Description of the task → The entire listing is to be repeated verbatim.

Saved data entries
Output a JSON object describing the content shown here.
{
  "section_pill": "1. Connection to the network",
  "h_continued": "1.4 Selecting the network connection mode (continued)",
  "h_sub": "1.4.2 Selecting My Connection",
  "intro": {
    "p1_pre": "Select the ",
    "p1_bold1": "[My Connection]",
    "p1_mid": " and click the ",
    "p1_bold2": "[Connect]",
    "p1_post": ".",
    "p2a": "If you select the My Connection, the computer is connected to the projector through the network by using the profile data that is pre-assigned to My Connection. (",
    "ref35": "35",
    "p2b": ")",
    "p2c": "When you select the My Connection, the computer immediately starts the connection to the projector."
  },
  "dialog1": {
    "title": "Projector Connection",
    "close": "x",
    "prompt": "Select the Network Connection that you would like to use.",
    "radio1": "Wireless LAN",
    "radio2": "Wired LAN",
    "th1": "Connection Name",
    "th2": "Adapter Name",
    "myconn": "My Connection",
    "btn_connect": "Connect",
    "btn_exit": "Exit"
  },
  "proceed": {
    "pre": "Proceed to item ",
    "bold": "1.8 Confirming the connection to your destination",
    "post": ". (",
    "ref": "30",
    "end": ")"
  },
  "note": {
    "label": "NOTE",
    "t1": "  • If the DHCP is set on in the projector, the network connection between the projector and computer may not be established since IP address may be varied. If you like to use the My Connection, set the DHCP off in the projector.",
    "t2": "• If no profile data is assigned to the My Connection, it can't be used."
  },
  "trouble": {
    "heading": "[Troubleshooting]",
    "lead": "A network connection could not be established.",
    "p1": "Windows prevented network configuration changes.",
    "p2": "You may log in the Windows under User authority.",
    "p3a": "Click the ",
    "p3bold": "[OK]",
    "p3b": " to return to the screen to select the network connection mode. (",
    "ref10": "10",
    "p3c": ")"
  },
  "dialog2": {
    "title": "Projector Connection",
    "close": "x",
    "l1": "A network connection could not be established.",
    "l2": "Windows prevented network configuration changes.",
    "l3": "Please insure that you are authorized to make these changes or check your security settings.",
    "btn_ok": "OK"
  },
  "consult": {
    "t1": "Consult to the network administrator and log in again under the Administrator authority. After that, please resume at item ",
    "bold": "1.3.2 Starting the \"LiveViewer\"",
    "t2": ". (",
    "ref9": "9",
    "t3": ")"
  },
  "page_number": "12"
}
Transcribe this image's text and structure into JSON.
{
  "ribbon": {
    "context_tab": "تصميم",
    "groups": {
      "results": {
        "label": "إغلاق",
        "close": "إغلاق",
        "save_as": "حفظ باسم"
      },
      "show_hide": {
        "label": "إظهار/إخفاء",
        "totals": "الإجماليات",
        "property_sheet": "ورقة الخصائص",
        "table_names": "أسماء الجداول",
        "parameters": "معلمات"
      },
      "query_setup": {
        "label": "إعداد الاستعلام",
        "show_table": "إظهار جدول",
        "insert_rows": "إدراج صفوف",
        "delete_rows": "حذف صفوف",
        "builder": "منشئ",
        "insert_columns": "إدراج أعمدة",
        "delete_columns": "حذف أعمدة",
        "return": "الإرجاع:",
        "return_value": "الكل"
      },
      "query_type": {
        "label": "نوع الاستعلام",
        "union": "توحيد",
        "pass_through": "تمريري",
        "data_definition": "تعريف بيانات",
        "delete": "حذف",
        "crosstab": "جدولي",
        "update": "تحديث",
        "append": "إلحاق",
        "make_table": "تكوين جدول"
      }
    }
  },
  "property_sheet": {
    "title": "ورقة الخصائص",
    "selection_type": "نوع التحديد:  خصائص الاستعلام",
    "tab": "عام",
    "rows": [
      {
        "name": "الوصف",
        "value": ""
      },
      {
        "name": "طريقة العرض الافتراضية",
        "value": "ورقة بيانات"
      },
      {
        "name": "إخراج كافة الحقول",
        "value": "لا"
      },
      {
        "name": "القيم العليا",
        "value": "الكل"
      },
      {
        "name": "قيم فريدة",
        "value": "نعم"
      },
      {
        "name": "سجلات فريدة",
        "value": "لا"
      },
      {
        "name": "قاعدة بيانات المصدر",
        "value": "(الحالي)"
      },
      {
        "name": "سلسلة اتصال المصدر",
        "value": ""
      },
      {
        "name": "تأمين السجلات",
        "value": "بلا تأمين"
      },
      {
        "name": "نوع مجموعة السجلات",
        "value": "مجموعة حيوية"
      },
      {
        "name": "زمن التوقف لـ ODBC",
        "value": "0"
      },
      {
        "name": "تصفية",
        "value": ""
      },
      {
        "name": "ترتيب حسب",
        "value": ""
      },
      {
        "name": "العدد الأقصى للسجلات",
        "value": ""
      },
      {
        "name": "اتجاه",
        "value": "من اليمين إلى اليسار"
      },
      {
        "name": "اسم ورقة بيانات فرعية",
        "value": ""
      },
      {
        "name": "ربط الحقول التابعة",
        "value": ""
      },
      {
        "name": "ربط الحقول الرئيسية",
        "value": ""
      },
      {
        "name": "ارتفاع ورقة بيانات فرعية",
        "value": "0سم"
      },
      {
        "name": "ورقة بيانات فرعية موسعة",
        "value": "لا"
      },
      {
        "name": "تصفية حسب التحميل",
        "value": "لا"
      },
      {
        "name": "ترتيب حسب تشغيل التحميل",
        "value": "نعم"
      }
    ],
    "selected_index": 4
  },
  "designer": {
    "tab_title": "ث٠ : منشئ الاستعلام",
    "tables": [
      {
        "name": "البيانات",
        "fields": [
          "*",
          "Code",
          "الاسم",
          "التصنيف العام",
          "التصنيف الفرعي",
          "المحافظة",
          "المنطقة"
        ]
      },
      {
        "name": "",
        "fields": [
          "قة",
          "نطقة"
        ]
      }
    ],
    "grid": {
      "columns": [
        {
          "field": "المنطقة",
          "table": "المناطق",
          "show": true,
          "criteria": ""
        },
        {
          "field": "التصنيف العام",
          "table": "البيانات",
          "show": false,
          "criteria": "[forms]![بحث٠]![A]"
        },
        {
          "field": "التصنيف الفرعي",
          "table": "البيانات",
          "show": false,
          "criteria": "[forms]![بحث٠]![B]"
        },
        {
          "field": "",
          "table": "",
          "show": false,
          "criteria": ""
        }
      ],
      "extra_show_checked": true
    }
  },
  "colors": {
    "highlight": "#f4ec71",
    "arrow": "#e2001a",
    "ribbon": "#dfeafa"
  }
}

Reply →
Output a JSON object describing the content shown here.
{
  "section_pill": "1. Connection to the network",
  "h_continued": "1.4 Selecting the network connection mode (continued)",
  "h_sub": "1.4.2 Selecting My Connection",
  "intro": {
    "p1_pre": "Select the ",
    "p1_bold1": "[My Connection]",
    "p1_mid": " and click the ",
    "p1_bold2": "[Connect]",
    "p1_post": ".",
    "p2a": "If you select the My Connection, the computer is connected to the projector through the network by using the profile data that is pre-assigned to My Connection. (",
    "ref35": "35",
    "p2b": ")",
    "p2c": "When you select the My Connection, the computer immediately starts the connection to the projector."
  },
  "dialog1": {
    "title": "Projector Connection",
    "close": "x",
    "prompt": "Select the Network Connection that you would like to use.",
    "radio1": "Wireless LAN",
    "radio2": "Wired LAN",
    "th1": "Connection Name",
    "th2": "Adapter Name",
    "myconn": "My Connection",
    "btn_connect": "Connect",
    "btn_exit": "Exit"
  },
  "proceed": {
    "pre": "Proceed to item ",
    "bold": "1.8 Confirming the connection to your destination",
    "post": ". (",
    "ref": "30",
    "end": ")"
  },
  "note": {
    "label": "NOTE",
    "t1": "  • If the DHCP is set on in the projector, the network connection between the projector and computer may not be established since IP address may be varied. If you like to use the My Connection, set the DHCP off in the projector.",
    "t2": "• If no profile data is assigned to the My Connection, it can't be used."
  },
  "trouble": {
    "heading": "[Troubleshooting]",
    "lead": "A network connection could not be established.",
    "p1": "Windows prevented network configuration changes.",
    "p2": "You may log in the Windows under User authority.",
    "p3a": "Click the ",
    "p3bold": "[OK]",
    "p3b": " to return to the screen to select the network connection mode. (",
    "ref10": "10",
    "p3c": ")"
  },
  "dialog2": {
    "title": "Projector Connection",
    "close": "x",
    "l1": "A network connection could not be established.",
    "l2": "Windows prevented network configuration changes.",
    "l3": "Please insure that you are authorized to make these changes or check your security settings.",
    "btn_ok": "OK"
  },
  "consult": {
    "t1": "Consult to the network administrator and log in again under the Administrator authority. After that, please resume at item ",
    "bold": "1.3.2 Starting the \"LiveViewer\"",
    "t2": ". (",
    "ref9": "9",
    "t3": ")"
  },
  "page_number": "12"
}
Transcribe this image's text and structure into JSON.
{
  "ribbon": {
    "context_tab": "تصميم",
    "groups": {
      "results": {
        "label": "إغلاق",
        "close": "إغلاق",
        "save_as": "حفظ باسم"
      },
      "show_hide": {
        "label": "إظهار/إخفاء",
        "totals": "الإجماليات",
        "property_sheet": "ورقة الخصائص",
        "table_names": "أسماء الجداول",
        "parameters": "معلمات"
      },
      "query_setup": {
        "label": "إعداد الاستعلام",
        "show_table": "إظهار جدول",
        "insert_rows": "إدراج صفوف",
        "delete_rows": "حذف صفوف",
        "builder": "منشئ",
        "insert_columns": "إدراج أعمدة",
        "delete_columns": "حذف أعمدة",
        "return": "الإرجاع:",
        "return_value": "الكل"
      },
      "query_type": {
        "label": "نوع الاستعلام",
        "union": "توحيد",
        "pass_through": "تمريري",
        "data_definition": "تعريف بيانات",
        "delete": "حذف",
        "crosstab": "جدولي",
        "update": "تحديث",
        "append": "إلحاق",
        "make_table": "تكوين جدول"
      }
    }
  },
  "property_sheet": {
    "title": "ورقة الخصائص",
    "selection_type": "نوع التحديد:  خصائص الاستعلام",
    "tab": "عام",
    "rows": [
      {
        "name": "الوصف",
        "value": ""
      },
      {
        "name": "طريقة العرض الافتراضية",
        "value": "ورقة بيانات"
      },
      {
        "name": "إخراج كافة الحقول",
        "value": "لا"
      },
      {
        "name": "القيم العليا",
        "value": "الكل"
      },
      {
        "name": "قيم فريدة",
        "value": "نعم"
      },
      {
        "name": "سجلات فريدة",
        "value": "لا"
      },
      {
        "name": "قاعدة بيانات المصدر",
        "value": "(الحالي)"
      },
      {
        "name": "سلسلة اتصال المصدر",
        "value": ""
      },
      {
        "name": "تأمين السجلات",
        "value": "بلا تأمين"
      },
      {
        "name": "نوع مجموعة السجلات",
        "value": "مجموعة حيوية"
      },
      {
        "name": "زمن التوقف لـ ODBC",
        "value": "0"
      },
      {
        "name": "تصفية",
        "value": ""
      },
      {
        "name": "ترتيب حسب",
        "value": ""
      },
      {
        "name": "العدد الأقصى للسجلات",
        "value": ""
      },
      {
        "name": "اتجاه",
        "value": "من اليمين إلى اليسار"
      },
      {
        "name": "اسم ورقة بيانات فرعية",
        "value": ""
      },
      {
        "name": "ربط الحقول التابعة",
        "value": ""
      },
      {
        "name": "ربط الحقول الرئيسية",
        "value": ""
      },
      {
        "name": "ارتفاع ورقة بيانات فرعية",
        "value": "0سم"
      },
      {
        "name": "ورقة بيانات فرعية موسعة",
        "value": "لا"
      },
      {
        "name": "تصفية حسب التحميل",
        "value": "لا"
      },
      {
        "name": "ترتيب حسب تشغيل التحميل",
        "value": "نعم"
      }
    ],
    "selected_index": 4
  },
  "designer": {
    "tab_title": "ث٠ : منشئ الاستعلام",
    "tables": [
      {
        "name": "البيانات",
        "fields": [
          "*",
          "Code",
          "الاسم",
          "التصنيف العام",
          "التصنيف الفرعي",
          "المحافظة",
          "المنطقة"
        ]
      },
      {
        "name": "",
        "fields": [
          "قة",
          "نطقة"
        ]
      }
    ],
    "grid": {
      "columns": [
        {
          "field": "المنطقة",
          "table": "المناطق",
          "show": true,
          "criteria": ""
        },
        {
          "field": "التصنيف العام",
          "table": "البيانات",
          "show": false,
          "criteria": "[forms]![بحث٠]![A]"
        },
        {
          "field": "التصنيف الفرعي",
          "table": "البيانات",
          "show": false,
          "criteria": "[forms]![بحث٠]![B]"
        },
        {
          "field": "",
          "table": "",
          "show": false,
          "criteria": ""
        }
      ],
      "extra_show_checked": true
    }
  },
  "colors": {
    "highlight": "#f4ec71",
    "arrow": "#e2001a",
    "ribbon": "#dfeafa"
  }
}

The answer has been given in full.